**STATED GOAL:**
Without altering anything, repeat each of the records.
◆ ◆ ◆ ◆
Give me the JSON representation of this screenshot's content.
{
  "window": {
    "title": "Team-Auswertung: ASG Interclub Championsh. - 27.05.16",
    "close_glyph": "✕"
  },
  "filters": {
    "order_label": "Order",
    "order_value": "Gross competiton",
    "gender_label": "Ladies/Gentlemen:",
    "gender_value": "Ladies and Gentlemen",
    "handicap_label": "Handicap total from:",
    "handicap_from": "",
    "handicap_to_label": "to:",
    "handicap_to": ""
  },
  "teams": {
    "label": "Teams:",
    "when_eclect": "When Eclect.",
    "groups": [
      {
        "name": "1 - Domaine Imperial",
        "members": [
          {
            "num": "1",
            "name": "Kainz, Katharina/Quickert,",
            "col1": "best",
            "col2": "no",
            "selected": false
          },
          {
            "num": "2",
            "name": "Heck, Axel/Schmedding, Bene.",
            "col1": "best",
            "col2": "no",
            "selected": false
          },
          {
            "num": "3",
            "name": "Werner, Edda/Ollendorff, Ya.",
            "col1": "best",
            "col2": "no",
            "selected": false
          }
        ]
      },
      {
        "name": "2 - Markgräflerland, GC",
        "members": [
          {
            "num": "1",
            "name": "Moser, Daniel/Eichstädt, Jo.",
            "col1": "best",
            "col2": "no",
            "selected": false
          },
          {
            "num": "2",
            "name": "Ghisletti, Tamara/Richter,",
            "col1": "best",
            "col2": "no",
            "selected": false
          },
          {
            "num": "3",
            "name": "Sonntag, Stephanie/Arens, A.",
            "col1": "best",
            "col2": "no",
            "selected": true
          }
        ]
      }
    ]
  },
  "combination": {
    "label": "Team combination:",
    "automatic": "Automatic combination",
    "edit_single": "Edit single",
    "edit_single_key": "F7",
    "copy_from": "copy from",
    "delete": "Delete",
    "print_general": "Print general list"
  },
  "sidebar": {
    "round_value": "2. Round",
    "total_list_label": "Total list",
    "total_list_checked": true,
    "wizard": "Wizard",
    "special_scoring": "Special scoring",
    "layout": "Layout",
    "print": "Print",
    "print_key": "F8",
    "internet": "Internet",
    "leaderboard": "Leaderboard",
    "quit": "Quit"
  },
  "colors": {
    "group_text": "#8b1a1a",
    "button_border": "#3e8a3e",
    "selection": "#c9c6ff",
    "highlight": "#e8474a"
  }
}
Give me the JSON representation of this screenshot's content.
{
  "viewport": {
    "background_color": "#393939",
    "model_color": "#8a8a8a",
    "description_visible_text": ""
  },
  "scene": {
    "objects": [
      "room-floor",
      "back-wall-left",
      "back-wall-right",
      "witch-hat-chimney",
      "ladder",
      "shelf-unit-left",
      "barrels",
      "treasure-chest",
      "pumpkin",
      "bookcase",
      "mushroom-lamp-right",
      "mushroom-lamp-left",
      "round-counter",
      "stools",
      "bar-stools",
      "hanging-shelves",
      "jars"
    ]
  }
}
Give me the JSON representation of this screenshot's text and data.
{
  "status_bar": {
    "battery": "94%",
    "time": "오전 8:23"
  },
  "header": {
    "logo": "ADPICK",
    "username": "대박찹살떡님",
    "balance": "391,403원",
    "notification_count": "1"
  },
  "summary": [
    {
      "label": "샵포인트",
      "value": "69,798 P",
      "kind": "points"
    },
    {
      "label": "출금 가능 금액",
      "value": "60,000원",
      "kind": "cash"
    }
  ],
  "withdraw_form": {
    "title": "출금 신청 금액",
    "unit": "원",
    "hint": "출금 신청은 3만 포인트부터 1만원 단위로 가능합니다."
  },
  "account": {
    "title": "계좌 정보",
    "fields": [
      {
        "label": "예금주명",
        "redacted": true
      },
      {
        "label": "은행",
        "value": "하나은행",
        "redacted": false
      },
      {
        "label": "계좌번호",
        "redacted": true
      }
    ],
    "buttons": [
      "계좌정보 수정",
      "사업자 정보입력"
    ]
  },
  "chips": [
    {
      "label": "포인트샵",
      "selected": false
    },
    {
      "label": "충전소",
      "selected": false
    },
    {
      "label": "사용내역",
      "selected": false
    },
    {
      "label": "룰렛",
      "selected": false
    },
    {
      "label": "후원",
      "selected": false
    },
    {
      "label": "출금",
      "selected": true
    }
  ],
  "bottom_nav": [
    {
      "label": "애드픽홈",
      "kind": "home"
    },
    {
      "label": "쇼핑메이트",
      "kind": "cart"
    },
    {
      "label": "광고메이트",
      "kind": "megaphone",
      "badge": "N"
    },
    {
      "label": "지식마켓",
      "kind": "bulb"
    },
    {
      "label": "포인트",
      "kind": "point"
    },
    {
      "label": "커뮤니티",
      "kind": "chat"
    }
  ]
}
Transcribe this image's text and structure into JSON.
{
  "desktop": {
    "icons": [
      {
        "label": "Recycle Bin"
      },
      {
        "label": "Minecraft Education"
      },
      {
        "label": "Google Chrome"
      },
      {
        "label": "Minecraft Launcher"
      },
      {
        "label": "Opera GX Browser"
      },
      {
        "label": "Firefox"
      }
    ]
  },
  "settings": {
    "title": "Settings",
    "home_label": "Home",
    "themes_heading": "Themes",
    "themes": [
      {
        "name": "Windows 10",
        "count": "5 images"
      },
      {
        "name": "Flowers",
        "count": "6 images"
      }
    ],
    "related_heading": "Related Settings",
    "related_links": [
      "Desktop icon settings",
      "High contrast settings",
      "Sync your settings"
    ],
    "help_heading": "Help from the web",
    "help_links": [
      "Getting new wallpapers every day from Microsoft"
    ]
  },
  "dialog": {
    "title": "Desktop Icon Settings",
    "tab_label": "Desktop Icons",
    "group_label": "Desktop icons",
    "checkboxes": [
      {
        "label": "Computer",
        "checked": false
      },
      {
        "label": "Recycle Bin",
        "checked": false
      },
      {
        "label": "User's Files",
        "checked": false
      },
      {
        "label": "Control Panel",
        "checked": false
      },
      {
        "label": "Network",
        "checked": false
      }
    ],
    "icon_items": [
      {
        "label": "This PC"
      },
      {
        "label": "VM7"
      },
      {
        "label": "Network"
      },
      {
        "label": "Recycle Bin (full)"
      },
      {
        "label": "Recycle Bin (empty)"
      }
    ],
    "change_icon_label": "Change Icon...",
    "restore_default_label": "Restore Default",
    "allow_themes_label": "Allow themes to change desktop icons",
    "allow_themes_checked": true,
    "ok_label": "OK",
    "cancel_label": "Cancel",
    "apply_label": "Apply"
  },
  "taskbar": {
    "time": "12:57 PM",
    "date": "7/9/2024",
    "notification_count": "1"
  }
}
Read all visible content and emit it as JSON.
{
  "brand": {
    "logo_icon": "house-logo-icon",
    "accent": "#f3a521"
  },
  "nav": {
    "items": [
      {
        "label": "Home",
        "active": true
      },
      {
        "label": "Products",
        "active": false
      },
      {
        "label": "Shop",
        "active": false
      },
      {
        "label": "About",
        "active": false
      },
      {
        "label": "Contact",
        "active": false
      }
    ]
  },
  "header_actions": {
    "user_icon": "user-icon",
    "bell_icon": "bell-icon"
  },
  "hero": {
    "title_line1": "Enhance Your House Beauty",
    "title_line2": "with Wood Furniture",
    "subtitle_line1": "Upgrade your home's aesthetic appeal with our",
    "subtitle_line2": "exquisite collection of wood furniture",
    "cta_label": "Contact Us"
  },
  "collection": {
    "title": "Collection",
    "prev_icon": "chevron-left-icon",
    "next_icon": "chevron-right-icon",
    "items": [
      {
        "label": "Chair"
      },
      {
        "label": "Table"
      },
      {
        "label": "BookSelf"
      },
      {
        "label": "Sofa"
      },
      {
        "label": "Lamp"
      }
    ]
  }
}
◆ ◆ ◆ ◆
**SOLUTION TO THIS PROBLEM:**
Give me the JSON representation of this screenshot's content.
{
  "window": {
    "title": "Team-Auswertung: ASG Interclub Championsh. - 27.05.16",
    "close_glyph": "✕"
  },
  "filters": {
    "order_label": "Order",
    "order_value": "Gross competiton",
    "gender_label": "Ladies/Gentlemen:",
    "gender_value": "Ladies and Gentlemen",
    "handicap_label": "Handicap total from:",
    "handicap_from": "",
    "handicap_to_label": "to:",
    "handicap_to": ""
  },
  "teams": {
    "label": "Teams:",
    "when_eclect": "When Eclect.",
    "groups": [
      {
        "name": "1 - Domaine Imperial",
        "members": [
          {
            "num": "1",
            "name": "Kainz, Katharina/Quickert,",
            "col1": "best",
            "col2": "no",
            "selected": false
          },
          {
            "num": "2",
            "name": "Heck, Axel/Schmedding, Bene.",
            "col1": "best",
            "col2": "no",
            "selected": false
          },
          {
            "num": "3",
            "name": "Werner, Edda/Ollendorff, Ya.",
            "col1": "best",
            "col2": "no",
            "selected": false
          }
        ]
      },
      {
        "name": "2 - Markgräflerland, GC",
        "members": [
          {
            "num": "1",
            "name": "Moser, Daniel/Eichstädt, Jo.",
            "col1": "best",
            "col2": "no",
            "selected": false
          },
          {
            "num": "2",
            "name": "Ghisletti, Tamara/Richter,",
            "col1": "best",
            "col2": "no",
            "selected": false
          },
          {
            "num": "3",
            "name": "Sonntag, Stephanie/Arens, A.",
            "col1": "best",
            "col2": "no",
            "selected": true
          }
        ]
      }
    ]
  },
  "combination": {
    "label": "Team combination:",
    "automatic": "Automatic combination",
    "edit_single": "Edit single",
    "edit_single_key": "F7",
    "copy_from": "copy from",
    "delete": "Delete",
    "print_general": "Print general list"
  },
  "sidebar": {
    "round_value": "2. Round",
    "total_list_label": "Total list",
    "total_list_checked": true,
    "wizard": "Wizard",
    "special_scoring": "Special scoring",
    "layout": "Layout",
    "print": "Print",
    "print_key": "F8",
    "internet": "Internet",
    "leaderboard": "Leaderboard",
    "quit": "Quit"
  },
  "colors": {
    "group_text": "#8b1a1a",
    "button_border": "#3e8a3e",
    "selection": "#c9c6ff",
    "highlight": "#e8474a"
  }
}
Give me the JSON representation of this screenshot's content.
{
  "viewport": {
    "background_color": "#393939",
    "model_color": "#8a8a8a",
    "description_visible_text": ""
  },
  "scene": {
    "objects": [
      "room-floor",
      "back-wall-left",
      "back-wall-right",
      "witch-hat-chimney",
      "ladder",
      "shelf-unit-left",
      "barrels",
      "treasure-chest",
      "pumpkin",
      "bookcase",
      "mushroom-lamp-right",
      "mushroom-lamp-left",
      "round-counter",
      "stools",
      "bar-stools",
      "hanging-shelves",
      "jars"
    ]
  }
}
Give me the JSON representation of this screenshot's text and data.
{
  "status_bar": {
    "battery": "94%",
    "time": "오전 8:23"
  },
  "header": {
    "logo": "ADPICK",
    "username": "대박찹살떡님",
    "balance": "391,403원",
    "notification_count": "1"
  },
  "summary": [
    {
      "label": "샵포인트",
      "value": "69,798 P",
      "kind": "points"
    },
    {
      "label": "출금 가능 금액",
      "value": "60,000원",
      "kind": "cash"
    }
  ],
  "withdraw_form": {
    "title": "출금 신청 금액",
    "unit": "원",
    "hint": "출금 신청은 3만 포인트부터 1만원 단위로 가능합니다."
  },
  "account": {
    "title": "계좌 정보",
    "fields": [
      {
        "label": "예금주명",
        "redacted": true
      },
      {
        "label": "은행",
        "value": "하나은행",
        "redacted": false
      },
      {
        "label": "계좌번호",
        "redacted": true
      }
    ],
    "buttons": [
      "계좌정보 수정",
      "사업자 정보입력"
    ]
  },
  "chips": [
    {
      "label": "포인트샵",
      "selected": false
    },
    {
      "label": "충전소",
      "selected": false
    },
    {
      "label": "사용내역",
      "selected": false
    },
    {
      "label": "룰렛",
      "selected": false
    },
    {
      "label": "후원",
      "selected": false
    },
    {
      "label": "출금",
      "selected": true
    }
  ],
  "bottom_nav": [
    {
      "label": "애드픽홈",
      "kind": "home"
    },
    {
      "label": "쇼핑메이트",
      "kind": "cart"
    },
    {
      "label": "광고메이트",
      "kind": "megaphone",
      "badge": "N"
    },
    {
      "label": "지식마켓",
      "kind": "bulb"
    },
    {
      "label": "포인트",
      "kind": "point"
    },
    {
      "label": "커뮤니티",
      "kind": "chat"
    }
  ]
}
Transcribe this image's text and structure into JSON.
{
  "desktop": {
    "icons": [
      {
        "label": "Recycle Bin"
      },
      {
        "label": "Minecraft Education"
      },
      {
        "label": "Google Chrome"
      },
      {
        "label": "Minecraft Launcher"
      },
      {
        "label": "Opera GX Browser"
      },
      {
        "label": "Firefox"
      }
    ]
  },
  "settings": {
    "title": "Settings",
    "home_label": "Home",
    "themes_heading": "Themes",
    "themes": [
      {
        "name": "Windows 10",
        "count": "5 images"
      },
      {
        "name": "Flowers",
        "count": "6 images"
      }
    ],
    "related_heading": "Related Settings",
    "related_links": [
      "Desktop icon settings",
      "High contrast settings",
      "Sync your settings"
    ],
    "help_heading": "Help from the web",
    "help_links": [
      "Getting new wallpapers every day from Microsoft"
    ]
  },
  "dialog": {
    "title": "Desktop Icon Settings",
    "tab_label": "Desktop Icons",
    "group_label": "Desktop icons",
    "checkboxes": [
      {
        "label": "Computer",
        "checked": false
      },
      {
        "label": "Recycle Bin",
        "checked": false
      },
      {
        "label": "User's Files",
        "checked": false
      },
      {
        "label": "Control Panel",
        "checked": false
      },
      {
        "label": "Network",
        "checked": false
      }
    ],
    "icon_items": [
      {
        "label": "This PC"
      },
      {
        "label": "VM7"
      },
      {
        "label": "Network"
      },
      {
        "label": "Recycle Bin (full)"
      },
      {
        "label": "Recycle Bin (empty)"
      }
    ],
    "change_icon_label": "Change Icon...",
    "restore_default_label": "Restore Default",
    "allow_themes_label": "Allow themes to change desktop icons",
    "allow_themes_checked": true,
    "ok_label": "OK",
    "cancel_label": "Cancel",
    "apply_label": "Apply"
  },
  "taskbar": {
    "time": "12:57 PM",
    "date": "7/9/2024",
    "notification_count": "1"
  }
}
Read all visible content and emit it as JSON.
{
  "brand": {
    "logo_icon": "house-logo-icon",
    "accent": "#f3a521"
  },
  "nav": {
    "items": [
      {
        "label": "Home",
        "active": true
      },
      {
        "label": "Products",
        "active": false
      },
      {
        "label": "Shop",
        "active": false
      },
      {
        "label": "About",
        "active": false
      },
      {
        "label": "Contact",
        "active": false
      }
    ]
  },
  "header_actions": {
    "user_icon": "user-icon",
    "bell_icon": "bell-icon"
  },
  "hero": {
    "title_line1": "Enhance Your House Beauty",
    "title_line2": "with Wood Furniture",
    "subtitle_line1": "Upgrade your home's aesthetic appeal with our",
    "subtitle_line2": "exquisite collection of wood furniture",
    "cta_label": "Contact Us"
  },
  "collection": {
    "title": "Collection",
    "prev_icon": "chevron-left-icon",
    "next_icon": "chevron-right-icon",
    "items": [
      {
        "label": "Chair"
      },
      {
        "label": "Table"
      },
      {
        "label": "BookSelf"
      },
      {
        "label": "Sofa"
      },
      {
        "label": "Lamp"
      }
    ]
  }
}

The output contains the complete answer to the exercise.